START ITEMS

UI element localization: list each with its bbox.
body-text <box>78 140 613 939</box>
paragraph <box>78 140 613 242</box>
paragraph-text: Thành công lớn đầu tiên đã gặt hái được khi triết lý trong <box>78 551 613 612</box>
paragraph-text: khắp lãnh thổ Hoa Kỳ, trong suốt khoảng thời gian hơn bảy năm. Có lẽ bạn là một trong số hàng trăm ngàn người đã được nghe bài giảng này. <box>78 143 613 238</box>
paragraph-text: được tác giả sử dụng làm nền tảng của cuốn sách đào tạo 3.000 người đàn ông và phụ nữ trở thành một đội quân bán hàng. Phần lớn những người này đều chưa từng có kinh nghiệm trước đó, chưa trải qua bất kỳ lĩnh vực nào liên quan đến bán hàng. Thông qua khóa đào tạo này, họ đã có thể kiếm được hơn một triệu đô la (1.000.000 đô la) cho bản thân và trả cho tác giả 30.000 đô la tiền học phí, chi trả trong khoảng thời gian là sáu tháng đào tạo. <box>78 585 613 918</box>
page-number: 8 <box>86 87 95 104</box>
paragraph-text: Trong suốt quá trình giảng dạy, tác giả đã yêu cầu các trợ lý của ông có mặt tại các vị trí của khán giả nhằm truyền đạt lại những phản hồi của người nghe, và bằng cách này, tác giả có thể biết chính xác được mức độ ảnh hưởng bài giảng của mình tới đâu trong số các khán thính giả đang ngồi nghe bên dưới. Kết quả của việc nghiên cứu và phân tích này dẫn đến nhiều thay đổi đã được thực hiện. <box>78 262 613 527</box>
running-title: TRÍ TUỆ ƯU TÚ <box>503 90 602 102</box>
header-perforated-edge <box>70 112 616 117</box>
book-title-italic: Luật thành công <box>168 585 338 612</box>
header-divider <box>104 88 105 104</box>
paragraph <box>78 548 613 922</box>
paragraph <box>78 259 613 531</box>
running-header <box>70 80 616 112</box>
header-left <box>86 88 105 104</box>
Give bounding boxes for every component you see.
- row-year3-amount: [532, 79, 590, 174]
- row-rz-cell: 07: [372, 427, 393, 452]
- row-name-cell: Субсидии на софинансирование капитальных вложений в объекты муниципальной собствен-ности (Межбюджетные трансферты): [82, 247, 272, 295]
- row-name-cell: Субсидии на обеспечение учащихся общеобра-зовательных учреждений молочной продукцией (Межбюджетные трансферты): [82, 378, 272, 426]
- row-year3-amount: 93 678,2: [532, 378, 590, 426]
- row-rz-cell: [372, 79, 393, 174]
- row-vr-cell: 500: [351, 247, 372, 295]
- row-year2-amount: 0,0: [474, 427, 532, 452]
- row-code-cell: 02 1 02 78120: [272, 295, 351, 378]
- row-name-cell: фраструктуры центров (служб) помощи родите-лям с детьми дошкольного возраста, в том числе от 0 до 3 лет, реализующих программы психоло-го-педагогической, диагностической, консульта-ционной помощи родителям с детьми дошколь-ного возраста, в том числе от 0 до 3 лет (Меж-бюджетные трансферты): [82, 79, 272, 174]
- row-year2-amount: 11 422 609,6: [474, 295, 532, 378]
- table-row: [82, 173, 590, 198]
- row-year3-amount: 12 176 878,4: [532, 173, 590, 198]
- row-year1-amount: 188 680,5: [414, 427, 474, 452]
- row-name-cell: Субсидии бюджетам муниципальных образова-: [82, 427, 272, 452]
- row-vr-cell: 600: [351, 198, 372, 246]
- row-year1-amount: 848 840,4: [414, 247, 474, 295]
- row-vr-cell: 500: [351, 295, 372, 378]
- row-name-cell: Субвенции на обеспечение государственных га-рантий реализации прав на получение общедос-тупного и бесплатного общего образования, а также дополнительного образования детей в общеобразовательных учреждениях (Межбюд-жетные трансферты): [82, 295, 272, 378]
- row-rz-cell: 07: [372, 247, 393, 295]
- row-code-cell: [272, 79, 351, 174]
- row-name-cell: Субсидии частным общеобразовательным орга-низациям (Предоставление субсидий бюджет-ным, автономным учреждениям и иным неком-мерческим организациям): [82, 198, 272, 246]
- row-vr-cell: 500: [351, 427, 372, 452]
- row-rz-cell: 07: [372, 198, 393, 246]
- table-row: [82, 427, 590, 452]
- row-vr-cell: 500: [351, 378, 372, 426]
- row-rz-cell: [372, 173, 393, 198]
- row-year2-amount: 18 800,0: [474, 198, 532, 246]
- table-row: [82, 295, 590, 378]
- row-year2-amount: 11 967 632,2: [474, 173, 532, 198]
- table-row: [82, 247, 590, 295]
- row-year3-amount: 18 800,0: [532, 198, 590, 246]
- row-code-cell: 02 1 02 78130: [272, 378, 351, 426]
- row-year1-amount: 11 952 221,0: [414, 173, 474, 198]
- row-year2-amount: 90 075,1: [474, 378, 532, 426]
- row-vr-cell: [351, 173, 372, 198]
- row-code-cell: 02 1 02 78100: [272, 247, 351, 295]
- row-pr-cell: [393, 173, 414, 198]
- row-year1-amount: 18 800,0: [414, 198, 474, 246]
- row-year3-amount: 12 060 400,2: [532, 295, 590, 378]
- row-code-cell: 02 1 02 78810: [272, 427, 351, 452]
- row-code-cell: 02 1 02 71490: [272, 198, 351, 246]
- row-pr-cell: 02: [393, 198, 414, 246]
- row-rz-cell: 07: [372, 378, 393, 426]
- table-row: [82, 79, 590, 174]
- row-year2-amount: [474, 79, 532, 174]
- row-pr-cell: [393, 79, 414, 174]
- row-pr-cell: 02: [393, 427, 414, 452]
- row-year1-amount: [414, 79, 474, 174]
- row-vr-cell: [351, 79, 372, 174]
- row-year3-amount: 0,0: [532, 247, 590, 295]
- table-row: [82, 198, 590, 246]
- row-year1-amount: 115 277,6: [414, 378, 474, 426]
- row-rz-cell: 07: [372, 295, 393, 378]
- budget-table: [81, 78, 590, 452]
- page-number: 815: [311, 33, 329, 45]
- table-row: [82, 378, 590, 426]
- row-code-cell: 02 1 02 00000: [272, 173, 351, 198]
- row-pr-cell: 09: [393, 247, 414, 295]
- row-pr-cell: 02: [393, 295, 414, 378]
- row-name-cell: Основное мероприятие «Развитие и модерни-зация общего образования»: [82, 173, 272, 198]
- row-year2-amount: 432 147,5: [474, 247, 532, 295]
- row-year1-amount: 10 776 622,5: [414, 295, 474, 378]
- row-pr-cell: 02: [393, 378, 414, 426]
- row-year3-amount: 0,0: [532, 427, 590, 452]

END ITEMS

• _WHAT THE EXERCISE ASKS_
Reproduce the rows verbatim, beginning with the first row and ending with the line that contains "page-number: 8 <box>86 87 95 104</box>", including that line.

• _ANSWER TO THIS EXERCISE_
UI element localization: list each with its bbox.
body-text <box>78 140 613 939</box>
paragraph <box>78 140 613 242</box>
paragraph-text: Thành công lớn đầu tiên đã gặt hái được khi triết lý trong <box>78 551 613 612</box>
paragraph-text: khắp lãnh thổ Hoa Kỳ, trong suốt khoảng thời gian hơn bảy năm. Có lẽ bạn là một trong số hàng trăm ngàn người đã được nghe bài giảng này. <box>78 143 613 238</box>
paragraph-text: được tác giả sử dụng làm nền tảng của cuốn sách đào tạo 3.000 người đàn ông và phụ nữ trở thành một đội quân bán hàng. Phần lớn những người này đều chưa từng có kinh nghiệm trước đó, chưa trải qua bất kỳ lĩnh vực nào liên quan đến bán hàng. Thông qua khóa đào tạo này, họ đã có thể kiếm được hơn một triệu đô la (1.000.000 đô la) cho bản thân và trả cho tác giả 30.000 đô la tiền học phí, chi trả trong khoảng thời gian là sáu tháng đào tạo. <box>78 585 613 918</box>
page-number: 8 <box>86 87 95 104</box>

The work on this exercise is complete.